O presidente qualificou neste domingo de "potencialmente sem precedentes" os danos ecológicos e econômicos causados pelo derramamento de petróleo na vulnerável costa do Golfo do México. Obama afirmou ainda que a companhia britânica BP é claramente "responsável" pelo enorme derramamento de petróleo e deverá pagar pela limpeza.

Ele disse, aindas, que "muitos dias" podem ser necessários para controlar o vazamento de petróleo. O vazamento começou em 20 de abril após a explosão e posterior afundamento de uma plataforma de petróleo operada pela British Petroleum (BP). O presidente respondeu também aos críticos segundo os quais seu Governo não agiu com a rapidez necessária no caso.

- [Entradas do conjunto de dados]:
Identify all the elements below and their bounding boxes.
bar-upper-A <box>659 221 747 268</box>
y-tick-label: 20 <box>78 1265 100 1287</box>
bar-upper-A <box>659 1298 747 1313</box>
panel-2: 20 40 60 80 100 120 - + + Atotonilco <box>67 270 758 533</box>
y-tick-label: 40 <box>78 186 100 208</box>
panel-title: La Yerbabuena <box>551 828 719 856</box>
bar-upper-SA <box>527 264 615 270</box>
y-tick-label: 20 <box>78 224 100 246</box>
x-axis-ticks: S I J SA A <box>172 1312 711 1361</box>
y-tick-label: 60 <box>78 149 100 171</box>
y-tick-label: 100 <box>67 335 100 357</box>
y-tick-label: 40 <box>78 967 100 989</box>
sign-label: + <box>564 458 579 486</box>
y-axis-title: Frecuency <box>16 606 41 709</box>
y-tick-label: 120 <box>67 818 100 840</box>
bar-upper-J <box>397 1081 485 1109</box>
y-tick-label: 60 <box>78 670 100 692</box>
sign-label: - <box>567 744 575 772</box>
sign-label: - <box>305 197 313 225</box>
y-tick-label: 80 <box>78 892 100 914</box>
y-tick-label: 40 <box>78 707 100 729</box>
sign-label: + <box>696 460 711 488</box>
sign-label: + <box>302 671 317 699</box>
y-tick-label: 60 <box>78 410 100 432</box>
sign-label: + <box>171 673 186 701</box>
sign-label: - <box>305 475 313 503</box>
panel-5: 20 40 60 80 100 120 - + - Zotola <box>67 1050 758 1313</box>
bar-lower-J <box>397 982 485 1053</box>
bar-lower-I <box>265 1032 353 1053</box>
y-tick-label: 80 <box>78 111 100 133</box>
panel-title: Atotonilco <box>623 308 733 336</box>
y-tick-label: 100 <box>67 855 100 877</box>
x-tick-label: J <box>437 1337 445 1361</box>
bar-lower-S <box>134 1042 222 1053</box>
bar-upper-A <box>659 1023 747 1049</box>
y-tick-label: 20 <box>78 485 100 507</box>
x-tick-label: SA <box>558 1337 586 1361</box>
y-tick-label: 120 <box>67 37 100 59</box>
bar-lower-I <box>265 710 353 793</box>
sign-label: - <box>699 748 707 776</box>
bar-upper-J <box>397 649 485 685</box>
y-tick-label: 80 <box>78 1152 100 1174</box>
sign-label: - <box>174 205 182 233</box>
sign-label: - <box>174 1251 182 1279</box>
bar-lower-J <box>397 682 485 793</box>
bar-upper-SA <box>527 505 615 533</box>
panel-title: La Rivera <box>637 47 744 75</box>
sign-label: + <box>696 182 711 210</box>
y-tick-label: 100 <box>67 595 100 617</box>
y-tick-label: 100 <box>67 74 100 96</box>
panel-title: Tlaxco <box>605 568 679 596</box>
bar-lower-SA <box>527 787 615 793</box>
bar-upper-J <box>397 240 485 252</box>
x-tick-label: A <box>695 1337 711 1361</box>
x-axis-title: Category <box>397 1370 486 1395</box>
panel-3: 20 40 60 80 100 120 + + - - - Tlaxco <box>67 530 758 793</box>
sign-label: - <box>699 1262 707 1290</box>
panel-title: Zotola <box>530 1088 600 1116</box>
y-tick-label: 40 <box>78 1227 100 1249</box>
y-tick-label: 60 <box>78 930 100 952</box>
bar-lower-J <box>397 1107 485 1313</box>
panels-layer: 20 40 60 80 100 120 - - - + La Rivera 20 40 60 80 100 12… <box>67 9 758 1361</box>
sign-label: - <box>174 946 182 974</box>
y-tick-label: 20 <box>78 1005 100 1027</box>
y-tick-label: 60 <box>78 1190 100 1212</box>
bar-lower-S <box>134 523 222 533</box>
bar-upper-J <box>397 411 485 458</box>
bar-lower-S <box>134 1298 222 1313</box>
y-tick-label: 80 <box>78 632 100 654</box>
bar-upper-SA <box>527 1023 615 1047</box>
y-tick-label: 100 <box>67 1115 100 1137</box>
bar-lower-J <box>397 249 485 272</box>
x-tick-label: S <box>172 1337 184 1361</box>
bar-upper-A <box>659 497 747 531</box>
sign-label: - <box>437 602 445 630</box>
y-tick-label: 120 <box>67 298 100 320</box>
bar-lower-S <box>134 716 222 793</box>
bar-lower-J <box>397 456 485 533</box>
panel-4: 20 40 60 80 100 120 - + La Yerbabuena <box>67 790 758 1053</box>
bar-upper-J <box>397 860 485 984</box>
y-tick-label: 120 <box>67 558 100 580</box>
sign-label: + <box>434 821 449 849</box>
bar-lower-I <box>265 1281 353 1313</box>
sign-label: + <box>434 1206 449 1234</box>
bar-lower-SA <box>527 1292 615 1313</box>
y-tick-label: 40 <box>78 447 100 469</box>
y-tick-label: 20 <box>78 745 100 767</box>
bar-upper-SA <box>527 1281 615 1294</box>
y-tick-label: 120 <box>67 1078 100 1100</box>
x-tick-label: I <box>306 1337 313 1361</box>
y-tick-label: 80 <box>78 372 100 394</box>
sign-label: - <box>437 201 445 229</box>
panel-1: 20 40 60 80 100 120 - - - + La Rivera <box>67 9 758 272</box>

- [Enunciado da tarefa]: Reproduza por inteiro, sem nenhuma alteração, o trecho sobre o derramamento de petróleo no Golfo do México. O material não tem nenhum papel aqui.

- [Resposta à tarefa]:
O presidente qualificou neste domingo de "potencialmente sem precedentes" os danos ecológicos e econômicos causados pelo derramamento de petróleo na vulnerável costa do Golfo do México. Obama afirmou ainda que a companhia britânica BP é claramente "responsável" pelo enorme derramamento de petróleo e deverá pagar pela limpeza.

Ele disse, aindas, que "muitos dias" podem ser necessários para controlar o vazamento de petróleo. O vazamento começou em 20 de abril após a explosão e posterior afundamento de uma plataforma de petróleo operada pela British Petroleum (BP). O presidente respondeu também aos críticos segundo os quais seu Governo não agiu com a rapidez necessária no caso.